* Do this
Would you repeat the listing exactly but omit every picture?

Data excerpts
•••••

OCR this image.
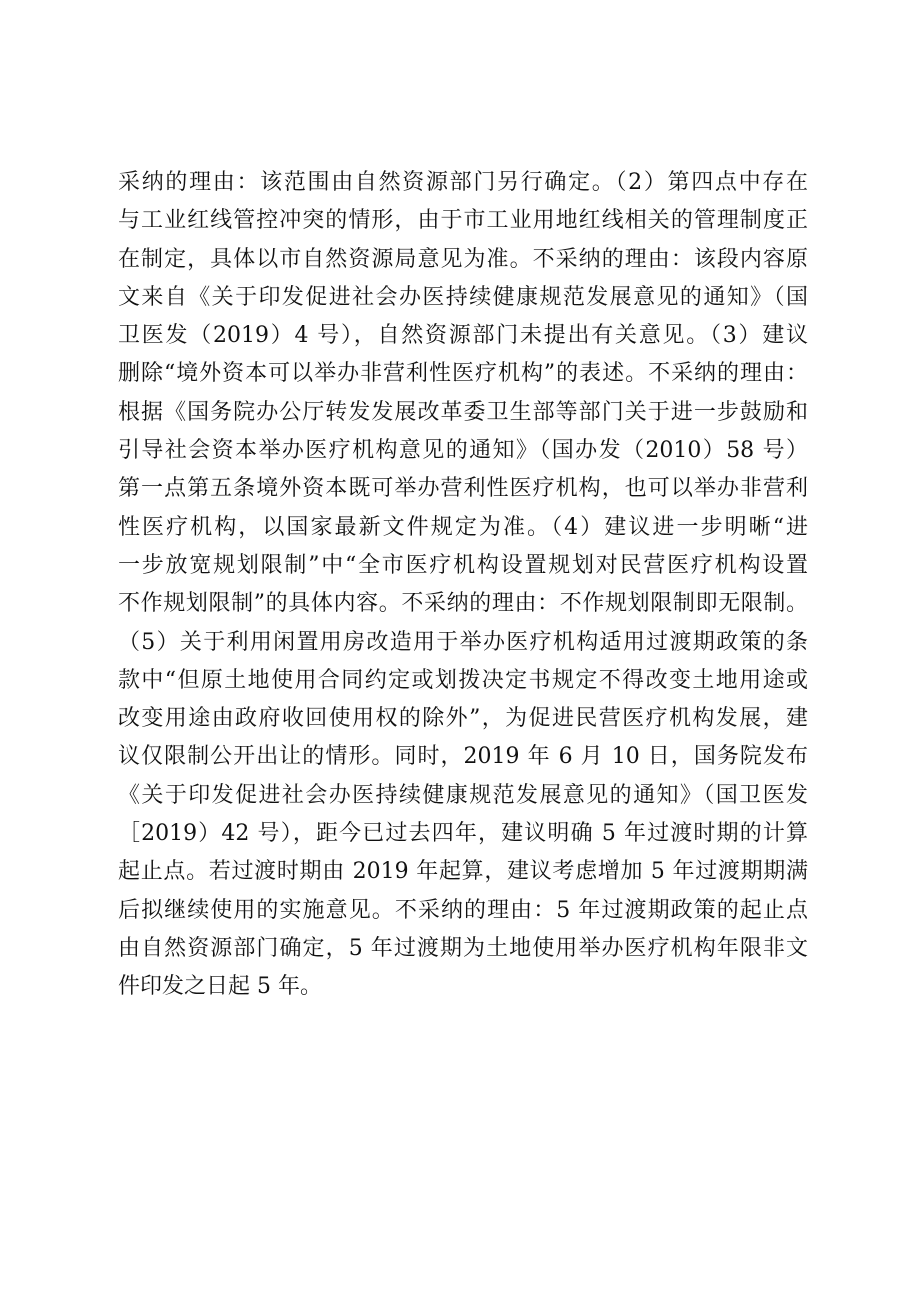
采纳的理由：该范围由自然资源部门另行确定。（2）第四点中存在
与工业红线管控冲突的情形，由于市工业用地红线相关的管理制度正
在制定，具体以市自然资源局意见为准。不采纳的理由：该段内容原
文来自《关于印发促进社会办医持续健康规范发展意见的通知》（国
卫医发（2019）4 号），自然资源部门未提出有关意见。（3）建议
删除“境外资本可以举办非营利性医疗机构”的表述。不采纳的理由：
根据《国务院办公厅转发发展改革委卫生部等部门关于进一步鼓励和
引导社会资本举办医疗机构意见的通知》（国办发（2010）58 号）
第一点第五条境外资本既可举办营利性医疗机构，也可以举办非营利
性医疗机构，以国家最新文件规定为准。（4）建议进一步明晰“进
一步放宽规划限制”中“全市医疗机构设置规划对民营医疗机构设置
不作规划限制”的具体内容。不采纳的理由：不作规划限制即无限制。
（5）关于利用闲置用房改造用于举办医疗机构适用过渡期政策的条
款中“但原土地使用合同约定或划拨决定书规定不得改变土地用途或
改变用途由政府收回使用权的除外”，为促进民营医疗机构发展，建
议仅限制公开出让的情形。同时，2019 年 6 月 10 日，国务院发布
《关于印发促进社会办医持续健康规范发展意见的通知》（国卫医发
［2019）42 号），距今已过去四年，建议明确 5 年过渡时期的计算
起止点。若过渡时期由 2019 年起算，建议考虑增加 5 年过渡期期满
后拟继续使用的实施意见。不采纳的理由：5 年过渡期政策的起止点
由自然资源部门确定，5 年过渡期为土地使用举办医疗机构年限非文
件印发之日起 5 年。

•••••

* Answer to this exercise
OCR this image.
采纳的理由：该范围由自然资源部门另行确定。（2）第四点中存在
与工业红线管控冲突的情形，由于市工业用地红线相关的管理制度正
在制定，具体以市自然资源局意见为准。不采纳的理由：该段内容原
文来自《关于印发促进社会办医持续健康规范发展意见的通知》（国
卫医发（2019）4 号），自然资源部门未提出有关意见。（3）建议
删除“境外资本可以举办非营利性医疗机构”的表述。不采纳的理由：
根据《国务院办公厅转发发展改革委卫生部等部门关于进一步鼓励和
引导社会资本举办医疗机构意见的通知》（国办发（2010）58 号）
第一点第五条境外资本既可举办营利性医疗机构，也可以举办非营利
性医疗机构，以国家最新文件规定为准。（4）建议进一步明晰“进
一步放宽规划限制”中“全市医疗机构设置规划对民营医疗机构设置
不作规划限制”的具体内容。不采纳的理由：不作规划限制即无限制。
（5）关于利用闲置用房改造用于举办医疗机构适用过渡期政策的条
款中“但原土地使用合同约定或划拨决定书规定不得改变土地用途或
改变用途由政府收回使用权的除外”，为促进民营医疗机构发展，建
议仅限制公开出让的情形。同时，2019 年 6 月 10 日，国务院发布
《关于印发促进社会办医持续健康规范发展意见的通知》（国卫医发
［2019）42 号），距今已过去四年，建议明确 5 年过渡时期的计算
起止点。若过渡时期由 2019 年起算，建议考虑增加 5 年过渡期期满
后拟继续使用的实施意见。不采纳的理由：5 年过渡期政策的起止点
由自然资源部门确定，5 年过渡期为土地使用举办医疗机构年限非文
件印发之日起 5 年。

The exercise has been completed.